## WORK TO DO
Look for the string "Landscape" and copy every line that has it.
-- BEGIN --
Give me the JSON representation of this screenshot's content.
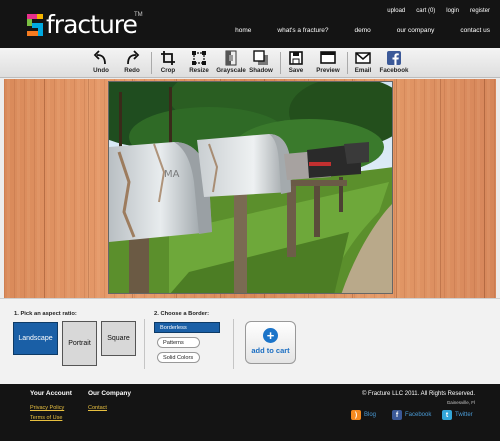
{
  "brand": {
    "logo_text": "fracture",
    "tm": "TM"
  },
  "top_links": [
    "upload",
    "cart (0)",
    "login",
    "register"
  ],
  "nav": [
    "home",
    "what's a fracture?",
    "demo",
    "our company",
    "contact us"
  ],
  "toolbar": {
    "undo": "Undo",
    "redo": "Redo",
    "crop": "Crop",
    "resize": "Resize",
    "grayscale": "Grayscale",
    "shadow": "Shadow",
    "save": "Save",
    "preview": "Preview",
    "email": "Email",
    "facebook": "Facebook"
  },
  "options": {
    "aspect_heading": "1. Pick an aspect ratio:",
    "ratios": {
      "landscape": "Landscape",
      "portrait": "Portrait",
      "square": "Square"
    },
    "selected_ratio": "Landscape",
    "border_heading": "2. Choose a Border:",
    "borders": {
      "borderless": "Borderless",
      "patterns": "Patterns",
      "solid": "Solid Colors"
    },
    "selected_border": "Borderless",
    "cart_label": "add to cart"
  },
  "footer": {
    "account_heading": "Your Account",
    "company_heading": "Our Company",
    "privacy": "Privacy Policy",
    "terms": "Terms of Use",
    "contact": "Contact",
    "copyright": "© Fracture LLC 2011. All Rights Reserved.",
    "location": "Gainesville, Fl",
    "blog": "Blog",
    "facebook": "Facebook",
    "twitter": "Twitter"
  },
  "colors": {
    "accent": "#1a5fa6",
    "header_bg": "#141414",
    "link_yellow": "#e8c040"
  }
}
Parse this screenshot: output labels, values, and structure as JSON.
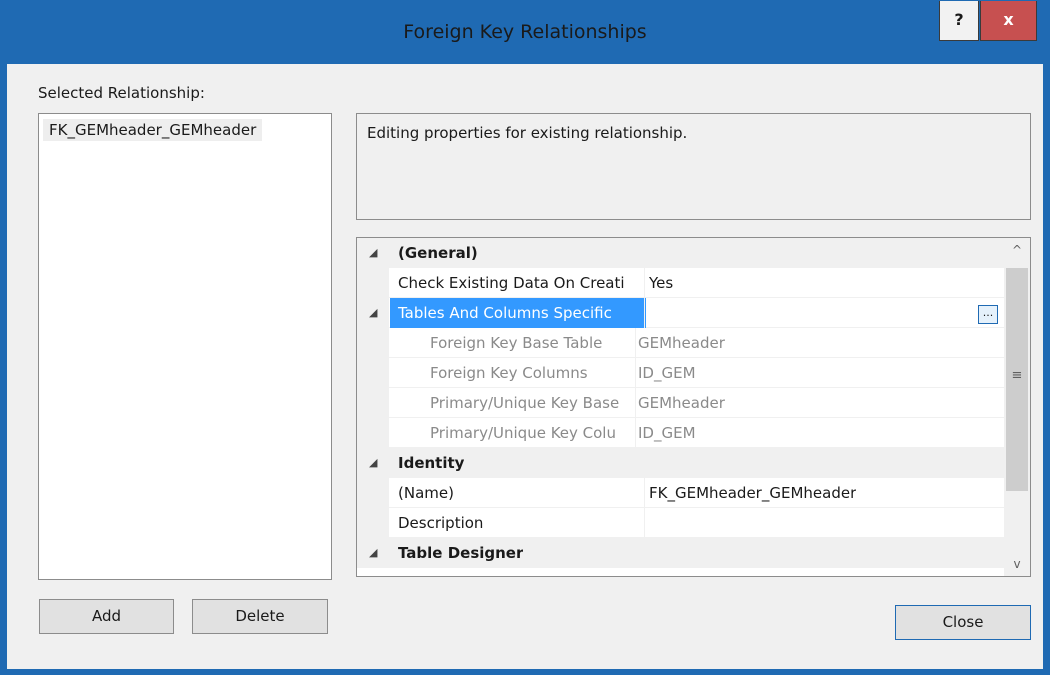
{
  "window": {
    "title": "Foreign Key Relationships",
    "help_label": "?",
    "close_label": "x"
  },
  "selected_relationship": {
    "label": "Selected Relationship:",
    "items": [
      "FK_GEMheader_GEMheader"
    ]
  },
  "buttons": {
    "add": "Add",
    "delete": "Delete",
    "close": "Close"
  },
  "description": "Editing properties for existing relationship.",
  "properties": {
    "expander_glyph": "◢",
    "ellipsis_label": "...",
    "rows": [
      {
        "type": "category",
        "name": "(General)"
      },
      {
        "type": "property",
        "name": "Check Existing Data On Creati",
        "value": "Yes"
      },
      {
        "type": "selected",
        "name": "Tables And Columns Specific",
        "value": ""
      },
      {
        "type": "sub",
        "name": "Foreign Key Base Table",
        "value": "GEMheader"
      },
      {
        "type": "sub",
        "name": "Foreign Key Columns",
        "value": "ID_GEM"
      },
      {
        "type": "sub",
        "name": "Primary/Unique Key Base",
        "value": "GEMheader"
      },
      {
        "type": "sub",
        "name": "Primary/Unique Key Colu",
        "value": "ID_GEM"
      },
      {
        "type": "category",
        "name": "Identity"
      },
      {
        "type": "property",
        "name": "(Name)",
        "value": "FK_GEMheader_GEMheader"
      },
      {
        "type": "property",
        "name": "Description",
        "value": ""
      },
      {
        "type": "category",
        "name": "Table Designer"
      }
    ]
  },
  "scrollbar": {
    "up_icon": "^",
    "down_icon": "v",
    "grip_icon": "≡"
  },
  "colors": {
    "titlebar": "#1f6ab3",
    "close_button": "#c75050",
    "selection": "#3399ff"
  }
}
-- END --
## RESULT OF THIS TASK
      "landscape": "Landscape",
    "selected_ratio": "Landscape",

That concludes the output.